Below is a block of records; repeat all of them exactly.

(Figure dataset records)
☆ ☆ ☆

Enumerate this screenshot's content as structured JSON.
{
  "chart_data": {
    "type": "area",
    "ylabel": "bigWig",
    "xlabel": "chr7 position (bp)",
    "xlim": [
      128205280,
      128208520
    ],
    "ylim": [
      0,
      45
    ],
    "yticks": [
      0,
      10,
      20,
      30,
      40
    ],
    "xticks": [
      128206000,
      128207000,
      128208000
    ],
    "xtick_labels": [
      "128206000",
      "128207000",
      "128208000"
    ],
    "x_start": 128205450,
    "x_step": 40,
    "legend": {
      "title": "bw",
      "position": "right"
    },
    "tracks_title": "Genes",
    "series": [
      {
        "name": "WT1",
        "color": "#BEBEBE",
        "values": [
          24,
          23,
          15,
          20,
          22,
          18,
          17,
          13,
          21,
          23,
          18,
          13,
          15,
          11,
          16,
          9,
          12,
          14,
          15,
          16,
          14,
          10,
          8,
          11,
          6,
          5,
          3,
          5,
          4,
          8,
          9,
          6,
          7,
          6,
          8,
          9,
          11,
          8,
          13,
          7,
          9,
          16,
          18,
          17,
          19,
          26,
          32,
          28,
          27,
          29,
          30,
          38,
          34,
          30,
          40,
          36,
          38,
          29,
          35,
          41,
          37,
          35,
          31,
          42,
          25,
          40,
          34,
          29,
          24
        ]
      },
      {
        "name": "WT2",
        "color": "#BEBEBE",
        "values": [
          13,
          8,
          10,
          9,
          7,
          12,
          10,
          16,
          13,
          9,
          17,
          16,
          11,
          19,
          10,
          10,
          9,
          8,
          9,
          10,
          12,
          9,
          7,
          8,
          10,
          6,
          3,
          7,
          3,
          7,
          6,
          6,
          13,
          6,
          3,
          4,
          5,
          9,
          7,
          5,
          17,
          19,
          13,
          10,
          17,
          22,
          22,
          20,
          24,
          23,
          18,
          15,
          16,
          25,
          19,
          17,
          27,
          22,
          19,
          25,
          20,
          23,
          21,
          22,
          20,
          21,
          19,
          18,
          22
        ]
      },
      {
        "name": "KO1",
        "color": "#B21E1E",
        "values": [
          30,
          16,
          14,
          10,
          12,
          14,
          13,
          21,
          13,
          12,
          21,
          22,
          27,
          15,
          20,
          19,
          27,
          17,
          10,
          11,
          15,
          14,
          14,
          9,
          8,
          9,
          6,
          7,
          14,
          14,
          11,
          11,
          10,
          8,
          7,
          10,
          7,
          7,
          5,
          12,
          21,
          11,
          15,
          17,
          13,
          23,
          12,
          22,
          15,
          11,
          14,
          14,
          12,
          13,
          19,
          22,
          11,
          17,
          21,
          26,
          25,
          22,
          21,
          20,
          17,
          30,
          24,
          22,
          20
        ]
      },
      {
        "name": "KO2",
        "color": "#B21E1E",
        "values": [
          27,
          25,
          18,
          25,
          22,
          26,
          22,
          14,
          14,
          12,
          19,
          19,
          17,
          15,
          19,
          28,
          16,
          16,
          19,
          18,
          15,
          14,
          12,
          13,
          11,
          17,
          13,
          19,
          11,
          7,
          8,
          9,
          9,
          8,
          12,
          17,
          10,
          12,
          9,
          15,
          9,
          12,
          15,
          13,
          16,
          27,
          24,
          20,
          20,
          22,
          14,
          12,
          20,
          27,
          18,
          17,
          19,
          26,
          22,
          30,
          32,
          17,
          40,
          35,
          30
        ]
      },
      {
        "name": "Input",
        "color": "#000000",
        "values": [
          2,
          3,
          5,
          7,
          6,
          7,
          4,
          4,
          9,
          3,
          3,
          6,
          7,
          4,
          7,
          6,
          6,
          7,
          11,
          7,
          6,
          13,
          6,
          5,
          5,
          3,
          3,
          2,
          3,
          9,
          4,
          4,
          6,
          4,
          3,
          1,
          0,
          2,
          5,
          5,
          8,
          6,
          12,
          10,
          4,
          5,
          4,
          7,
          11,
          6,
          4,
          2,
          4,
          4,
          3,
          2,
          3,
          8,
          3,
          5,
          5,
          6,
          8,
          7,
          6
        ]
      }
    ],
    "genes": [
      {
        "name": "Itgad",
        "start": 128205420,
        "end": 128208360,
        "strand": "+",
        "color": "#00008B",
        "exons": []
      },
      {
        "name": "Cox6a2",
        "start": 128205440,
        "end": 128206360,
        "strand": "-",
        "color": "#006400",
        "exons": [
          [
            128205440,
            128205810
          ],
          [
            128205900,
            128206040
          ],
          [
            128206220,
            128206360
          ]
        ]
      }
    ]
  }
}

☆ ☆ ☆

* [Finished task]:
Enumerate this screenshot's content as structured JSON.
{
  "chart_data": {
    "type": "area",
    "ylabel": "bigWig",
    "xlabel": "chr7 position (bp)",
    "xlim": [
      128205280,
      128208520
    ],
    "ylim": [
      0,
      45
    ],
    "yticks": [
      0,
      10,
      20,
      30,
      40
    ],
    "xticks": [
      128206000,
      128207000,
      128208000
    ],
    "xtick_labels": [
      "128206000",
      "128207000",
      "128208000"
    ],
    "x_start": 128205450,
    "x_step": 40,
    "legend": {
      "title": "bw",
      "position": "right"
    },
    "tracks_title": "Genes",
    "series": [
      {
        "name": "WT1",
        "color": "#BEBEBE",
        "values": [
          24,
          23,
          15,
          20,
          22,
          18,
          17,
          13,
          21,
          23,
          18,
          13,
          15,
          11,
          16,
          9,
          12,
          14,
          15,
          16,
          14,
          10,
          8,
          11,
          6,
          5,
          3,
          5,
          4,
          8,
          9,
          6,
          7,
          6,
          8,
          9,
          11,
          8,
          13,
          7,
          9,
          16,
          18,
          17,
          19,
          26,
          32,
          28,
          27,
          29,
          30,
          38,
          34,
          30,
          40,
          36,
          38,
          29,
          35,
          41,
          37,
          35,
          31,
          42,
          25,
          40,
          34,
          29,
          24
        ]
      },
      {
        "name": "WT2",
        "color": "#BEBEBE",
        "values": [
          13,
          8,
          10,
          9,
          7,
          12,
          10,
          16,
          13,
          9,
          17,
          16,
          11,
          19,
          10,
          10,
          9,
          8,
          9,
          10,
          12,
          9,
          7,
          8,
          10,
          6,
          3,
          7,
          3,
          7,
          6,
          6,
          13,
          6,
          3,
          4,
          5,
          9,
          7,
          5,
          17,
          19,
          13,
          10,
          17,
          22,
          22,
          20,
          24,
          23,
          18,
          15,
          16,
          25,
          19,
          17,
          27,
          22,
          19,
          25,
          20,
          23,
          21,
          22,
          20,
          21,
          19,
          18,
          22
        ]
      },
      {
        "name": "KO1",
        "color": "#B21E1E",
        "values": [
          30,
          16,
          14,
          10,
          12,
          14,
          13,
          21,
          13,
          12,
          21,
          22,
          27,
          15,
          20,
          19,
          27,
          17,
          10,
          11,
          15,
          14,
          14,
          9,
          8,
          9,
          6,
          7,
          14,
          14,
          11,
          11,
          10,
          8,
          7,
          10,
          7,
          7,
          5,
          12,
          21,
          11,
          15,
          17,
          13,
          23,
          12,
          22,
          15,
          11,
          14,
          14,
          12,
          13,
          19,
          22,
          11,
          17,
          21,
          26,
          25,
          22,
          21,
          20,
          17,
          30,
          24,
          22,
          20
        ]
      },
      {
        "name": "KO2",
        "color": "#B21E1E",
        "values": [
          27,
          25,
          18,
          25,
          22,
          26,
          22,
          14,
          14,
          12,
          19,
          19,
          17,
          15,
          19,
          28,
          16,
          16,
          19,
          18,
          15,
          14,
          12,
          13,
          11,
          17,
          13,
          19,
          11,
          7,
          8,
          9,
          9,
          8,
          12,
          17,
          10,
          12,
          9,
          15,
          9,
          12,
          15,
          13,
          16,
          27,
          24,
          20,
          20,
          22,
          14,
          12,
          20,
          27,
          18,
          17,
          19,
          26,
          22,
          30,
          32,
          17,
          40,
          35,
          30
        ]
      },
      {
        "name": "Input",
        "color": "#000000",
        "values": [
          2,
          3,
          5,
          7,
          6,
          7,
          4,
          4,
          9,
          3,
          3,
          6,
          7,
          4,
          7,
          6,
          6,
          7,
          11,
          7,
          6,
          13,
          6,
          5,
          5,
          3,
          3,
          2,
          3,
          9,
          4,
          4,
          6,
          4,
          3,
          1,
          0,
          2,
          5,
          5,
          8,
          6,
          12,
          10,
          4,
          5,
          4,
          7,
          11,
          6,
          4,
          2,
          4,
          4,
          3,
          2,
          3,
          8,
          3,
          5,
          5,
          6,
          8,
          7,
          6
        ]
      }
    ],
    "genes": [
      {
        "name": "Itgad",
        "start": 128205420,
        "end": 128208360,
        "strand": "+",
        "color": "#00008B",
        "exons": []
      },
      {
        "name": "Cox6a2",
        "start": 128205440,
        "end": 128206360,
        "strand": "-",
        "color": "#006400",
        "exons": [
          [
            128205440,
            128205810
          ],
          [
            128205900,
            128206040
          ],
          [
            128206220,
            128206360
          ]
        ]
      }
    ]
  }
}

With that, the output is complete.